▶ THE REQUEST: Only the pictures are to be left out; set down the rest of the records exactly.

▶ DATA SHOWN:
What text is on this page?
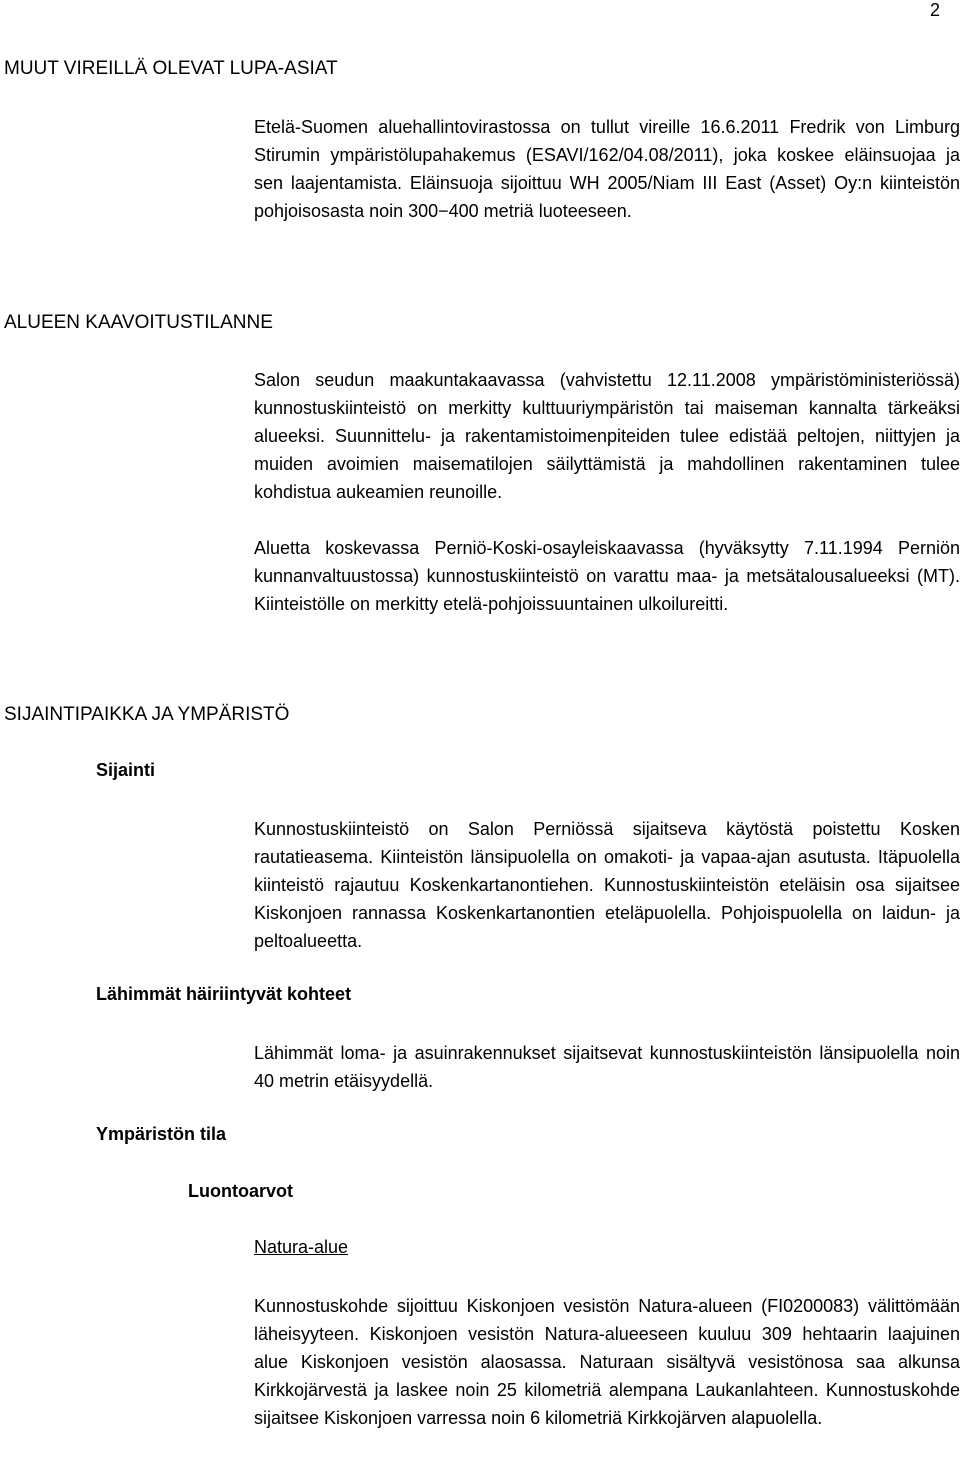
2
MUUT VIREILLÄ OLEVAT LUPA-ASIAT

Etelä-Suomen aluehallintovirastossa on tullut vireille 16.6.2011 Fredrik von Limburg Stirumin ympäristölupahakemus (ESAVI/162/04.08/2011), joka koskee eläinsuojaa ja sen laajentamista. Eläinsuoja sijoittuu WH 2005/Niam III East (Asset) Oy:n kiinteistön pohjoisosasta noin 300−400 metriä luoteeseen.

ALUEEN KAAVOITUSTILANNE

Salon seudun maakuntakaavassa (vahvistettu 12.11.2008 ympäristöministeriössä) kunnostuskiinteistö on merkitty kulttuuriympäristön tai maiseman kannalta tärkeäksi alueeksi. Suunnittelu- ja rakentamistoimenpiteiden tulee edistää peltojen, niittyjen ja muiden avoimien maisematilojen säilyttämistä ja mahdollinen rakentaminen tulee kohdistua aukeamien reunoille.

Aluetta koskevassa Perniö-Koski-osayleiskaavassa (hyväksytty 7.11.1994 Perniön kunnanvaltuustossa) kunnostuskiinteistö on varattu maa- ja metsätalousalueeksi (MT). Kiinteistölle on merkitty etelä-pohjoissuuntainen ulkoilureitti.

SIJAINTIPAIKKA JA YMPÄRISTÖ
Sijainti

Kunnostuskiinteistö on Salon Perniössä sijaitseva käytöstä poistettu Kosken rautatieasema. Kiinteistön länsipuolella on omakoti- ja vapaa-ajan asutusta. Itäpuolella kiinteistö rajautuu Koskenkartanontiehen. Kunnostuskiinteistön eteläisin osa sijaitsee Kiskonjoen rannassa Koskenkartanontien eteläpuolella. Pohjoispuolella on laidun- ja peltoalueetta.

Lähimmät häiriintyvät kohteet

Lähimmät loma- ja asuinrakennukset sijaitsevat kunnostuskiinteistön länsipuolella noin 40 metrin etäisyydellä.

Ympäristön tila
Luontoarvot
Natura-alue

Kunnostuskohde sijoittuu Kiskonjoen vesistön Natura-alueen (FI0200083) välittömään läheisyyteen. Kiskonjoen vesistön Natura-alueeseen kuuluu 309 hehtaarin laajuinen alue Kiskonjoen vesistön alaosassa. Naturaan sisältyvä vesistönosa saa alkunsa Kirkkojärvestä ja laskee noin 25 kilometriä alempana Laukanlahteen. Kunnostuskohde sijaitsee Kiskonjoen varressa noin 6 kilometriä Kirkkojärven alapuolella.
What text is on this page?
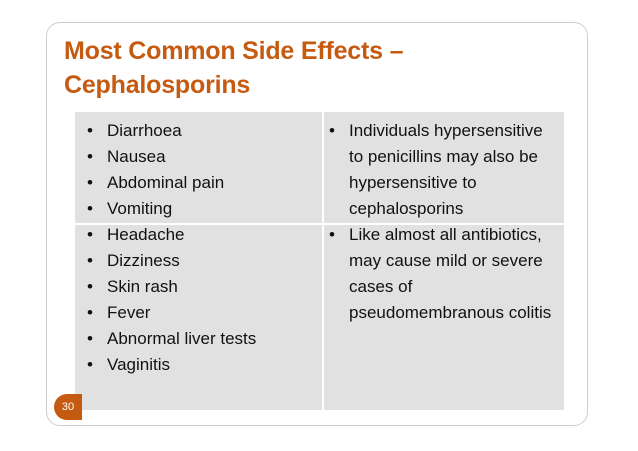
Most Common Side Effects –
Cephalosporins
• Diarrhoea
• Nausea
• Abdominal pain
• Vomiting
• Headache
• Dizziness
• Skin rash
• Fever
• Abnormal liver tests
• Vaginitis
• Individuals hypersensitive to penicillins may also be hypersensitive to cephalosporins
• Like almost all antibiotics, may cause mild or severe cases of pseudomembranous colitis
30
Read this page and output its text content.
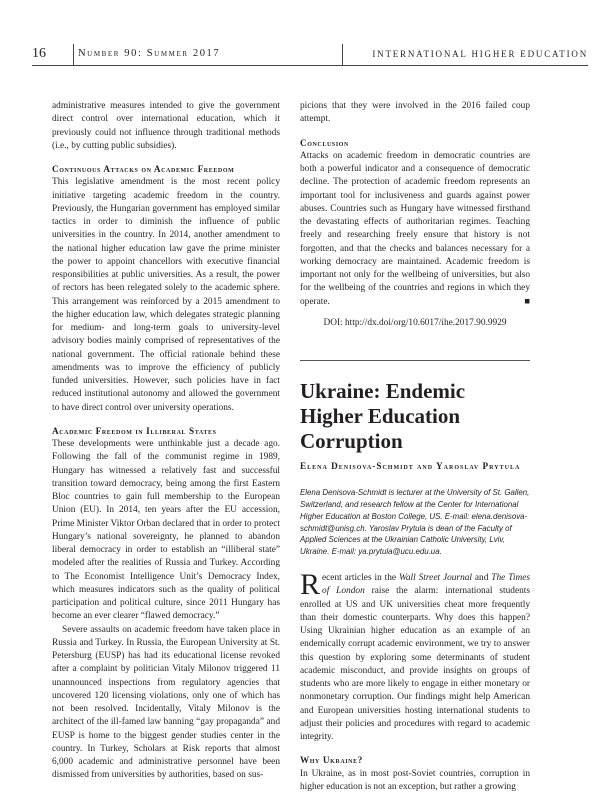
16	Number 90: Summer 2017	INTERNATIONAL HIGHER EDUCATION

administrative measures intended to give the government direct control over international education, which it previously could not influence through traditional methods (i.e., by cutting public subsidies).

Continuous Attacks on Academic Freedom

This legislative amendment is the most recent policy initiative targeting academic freedom in the country. Previously, the Hungarian government has employed similar tactics in order to diminish the influence of public universities in the country. In 2014, another amendment to the national higher education law gave the prime minister the power to appoint chancellors with executive financial responsibilities at public universities. As a result, the power of rectors has been relegated solely to the academic sphere. This arrangement was reinforced by a 2015 amendment to the higher education law, which delegates strategic planning for medium- and long-term goals to university-level advisory bodies mainly comprised of representatives of the national government. The official rationale behind these amendments was to improve the efficiency of publicly funded universities. However, such policies have in fact reduced institutional autonomy and allowed the government to have direct control over university operations.

Academic Freedom in Illiberal States

These developments were unthinkable just a decade ago. Following the fall of the communist regime in 1989, Hungary has witnessed a relatively fast and successful transition toward democracy, being among the first Eastern Bloc countries to gain full membership to the European Union (EU). In 2014, ten years after the EU accession, Prime Minister Viktor Orban declared that in order to protect Hungary’s national sovereignty, he planned to abandon liberal democracy in order to establish an “illiberal state” modeled after the realities of Russia and Turkey. According to The Economist Intelligence Unit’s Democracy Index, which measures indicators such as the quality of political participation and political culture, since 2011 Hungary has become an ever clearer “flawed democracy.”

Severe assaults on academic freedom have taken place in Russia and Turkey. In Russia, the European University at St. Petersburg (EUSP) has had its educational license revoked after a complaint by politician Vitaly Milonov triggered 11 unannounced inspections from regulatory agencies that uncovered 120 licensing violations, only one of which has not been resolved. Incidentally, Vitaly Milonov is the architect of the ill-famed law banning “gay propaganda” and EUSP is home to the biggest gender studies center in the country. In Turkey, Scholars at Risk reports that almost 6,000 academic and administrative personnel have been dismissed from universities by authorities, based on sus-

picions that they were involved in the 2016 failed coup attempt.

Conclusion

Attacks on academic freedom in democratic countries are both a powerful indicator and a consequence of democratic decline. The protection of academic freedom represents an important tool for inclusiveness and guards against power abuses. Countries such as Hungary have witnessed firsthand the devastating effects of authoritarian regimes. Teaching freely and researching freely ensure that history is not forgotten, and that the checks and balances necessary for a working democracy are maintained. Academic freedom is important not only for the wellbeing of universities, but also for the wellbeing of the countries and regions in which they operate.	■

DOI: http://dx.doi/org/10.6017/ihe.2017.90.9929

Ukraine: Endemic Higher Education Corruption
Elena Denisova-Schmidt and Yaroslav Prytula
Elena Denisova-Schmidt is lecturer at the University of St. Gallen, Switzerland, and research fellow at the Center for International Higher Education at Boston College, US. E-mail: elena.denisova-schmidt@unisg.ch. Yaroslav Prytula is dean of the Faculty of Applied Sciences at the Ukrainian Catholic University, Lviv, Ukraine. E-mail: ya.prytula@ucu.edu.ua.

Recent articles in the Wall Street Journal and The Times of London raise the alarm: international students enrolled at US and UK universities cheat more frequently than their domestic counterparts. Why does this happen? Using Ukrainian higher education as an example of an endemically corrupt academic environment, we try to answer this question by exploring some determinants of student academic misconduct, and provide insights on groups of students who are more likely to engage in either monetary or nonmonetary corruption. Our findings might help American and European universities hosting international students to adjust their policies and procedures with regard to academic integrity.

Why Ukraine?

In Ukraine, as in most post-Soviet countries, corruption in higher education is not an exception, but rather a growing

▶ OUTPUT:
What text is on this page?
2
MUUT VIREILLÄ OLEVAT LUPA-ASIAT

Etelä-Suomen aluehallintovirastossa on tullut vireille 16.6.2011 Fredrik von Limburg Stirumin ympäristölupahakemus (ESAVI/162/04.08/2011), joka koskee eläinsuojaa ja sen laajentamista. Eläinsuoja sijoittuu WH 2005/Niam III East (Asset) Oy:n kiinteistön pohjoisosasta noin 300−400 metriä luoteeseen.

ALUEEN KAAVOITUSTILANNE

Salon seudun maakuntakaavassa (vahvistettu 12.11.2008 ympäristöministeriössä) kunnostuskiinteistö on merkitty kulttuuriympäristön tai maiseman kannalta tärkeäksi alueeksi. Suunnittelu- ja rakentamistoimenpiteiden tulee edistää peltojen, niittyjen ja muiden avoimien maisematilojen säilyttämistä ja mahdollinen rakentaminen tulee kohdistua aukeamien reunoille.

Aluetta koskevassa Perniö-Koski-osayleiskaavassa (hyväksytty 7.11.1994 Perniön kunnanvaltuustossa) kunnostuskiinteistö on varattu maa- ja metsätalousalueeksi (MT). Kiinteistölle on merkitty etelä-pohjoissuuntainen ulkoilureitti.

SIJAINTIPAIKKA JA YMPÄRISTÖ
Sijainti

Kunnostuskiinteistö on Salon Perniössä sijaitseva käytöstä poistettu Kosken rautatieasema. Kiinteistön länsipuolella on omakoti- ja vapaa-ajan asutusta. Itäpuolella kiinteistö rajautuu Koskenkartanontiehen. Kunnostuskiinteistön eteläisin osa sijaitsee Kiskonjoen rannassa Koskenkartanontien eteläpuolella. Pohjoispuolella on laidun- ja peltoalueetta.

Lähimmät häiriintyvät kohteet

Lähimmät loma- ja asuinrakennukset sijaitsevat kunnostuskiinteistön länsipuolella noin 40 metrin etäisyydellä.

Ympäristön tila
Luontoarvot
Natura-alue

Kunnostuskohde sijoittuu Kiskonjoen vesistön Natura-alueen (FI0200083) välittömään läheisyyteen. Kiskonjoen vesistön Natura-alueeseen kuuluu 309 hehtaarin laajuinen alue Kiskonjoen vesistön alaosassa. Naturaan sisältyvä vesistönosa saa alkunsa Kirkkojärvestä ja laskee noin 25 kilometriä alempana Laukanlahteen. Kunnostuskohde sijaitsee Kiskonjoen varressa noin 6 kilometriä Kirkkojärven alapuolella.
What text is on this page?
Most Common Side Effects –
Cephalosporins
• Diarrhoea
• Nausea
• Abdominal pain
• Vomiting
• Headache
• Dizziness
• Skin rash
• Fever
• Abnormal liver tests
• Vaginitis
• Individuals hypersensitive to penicillins may also be hypersensitive to cephalosporins
• Like almost all antibiotics, may cause mild or severe cases of pseudomembranous colitis
30
Read this page and output its text content.
16	Number 90: Summer 2017	INTERNATIONAL HIGHER EDUCATION

administrative measures intended to give the government direct control over international education, which it previously could not influence through traditional methods (i.e., by cutting public subsidies).

Continuous Attacks on Academic Freedom

This legislative amendment is the most recent policy initiative targeting academic freedom in the country. Previously, the Hungarian government has employed similar tactics in order to diminish the influence of public universities in the country. In 2014, another amendment to the national higher education law gave the prime minister the power to appoint chancellors with executive financial responsibilities at public universities. As a result, the power of rectors has been relegated solely to the academic sphere. This arrangement was reinforced by a 2015 amendment to the higher education law, which delegates strategic planning for medium- and long-term goals to university-level advisory bodies mainly comprised of representatives of the national government. The official rationale behind these amendments was to improve the efficiency of publicly funded universities. However, such policies have in fact reduced institutional autonomy and allowed the government to have direct control over university operations.

Academic Freedom in Illiberal States

These developments were unthinkable just a decade ago. Following the fall of the communist regime in 1989, Hungary has witnessed a relatively fast and successful transition toward democracy, being among the first Eastern Bloc countries to gain full membership to the European Union (EU). In 2014, ten years after the EU accession, Prime Minister Viktor Orban declared that in order to protect Hungary’s national sovereignty, he planned to abandon liberal democracy in order to establish an “illiberal state” modeled after the realities of Russia and Turkey. According to The Economist Intelligence Unit’s Democracy Index, which measures indicators such as the quality of political participation and political culture, since 2011 Hungary has become an ever clearer “flawed democracy.”

Severe assaults on academic freedom have taken place in Russia and Turkey. In Russia, the European University at St. Petersburg (EUSP) has had its educational license revoked after a complaint by politician Vitaly Milonov triggered 11 unannounced inspections from regulatory agencies that uncovered 120 licensing violations, only one of which has not been resolved. Incidentally, Vitaly Milonov is the architect of the ill-famed law banning “gay propaganda” and EUSP is home to the biggest gender studies center in the country. In Turkey, Scholars at Risk reports that almost 6,000 academic and administrative personnel have been dismissed from universities by authorities, based on sus-

picions that they were involved in the 2016 failed coup attempt.

Conclusion

Attacks on academic freedom in democratic countries are both a powerful indicator and a consequence of democratic decline. The protection of academic freedom represents an important tool for inclusiveness and guards against power abuses. Countries such as Hungary have witnessed firsthand the devastating effects of authoritarian regimes. Teaching freely and researching freely ensure that history is not forgotten, and that the checks and balances necessary for a working democracy are maintained. Academic freedom is important not only for the wellbeing of universities, but also for the wellbeing of the countries and regions in which they operate.	■

DOI: http://dx.doi/org/10.6017/ihe.2017.90.9929

Ukraine: Endemic Higher Education Corruption
Elena Denisova-Schmidt and Yaroslav Prytula
Elena Denisova-Schmidt is lecturer at the University of St. Gallen, Switzerland, and research fellow at the Center for International Higher Education at Boston College, US. E-mail: elena.denisova-schmidt@unisg.ch. Yaroslav Prytula is dean of the Faculty of Applied Sciences at the Ukrainian Catholic University, Lviv, Ukraine. E-mail: ya.prytula@ucu.edu.ua.

Recent articles in the Wall Street Journal and The Times of London raise the alarm: international students enrolled at US and UK universities cheat more frequently than their domestic counterparts. Why does this happen? Using Ukrainian higher education as an example of an endemically corrupt academic environment, we try to answer this question by exploring some determinants of student academic misconduct, and provide insights on groups of students who are more likely to engage in either monetary or nonmonetary corruption. Our findings might help American and European universities hosting international students to adjust their policies and procedures with regard to academic integrity.

Why Ukraine?

In Ukraine, as in most post-Soviet countries, corruption in higher education is not an exception, but rather a growing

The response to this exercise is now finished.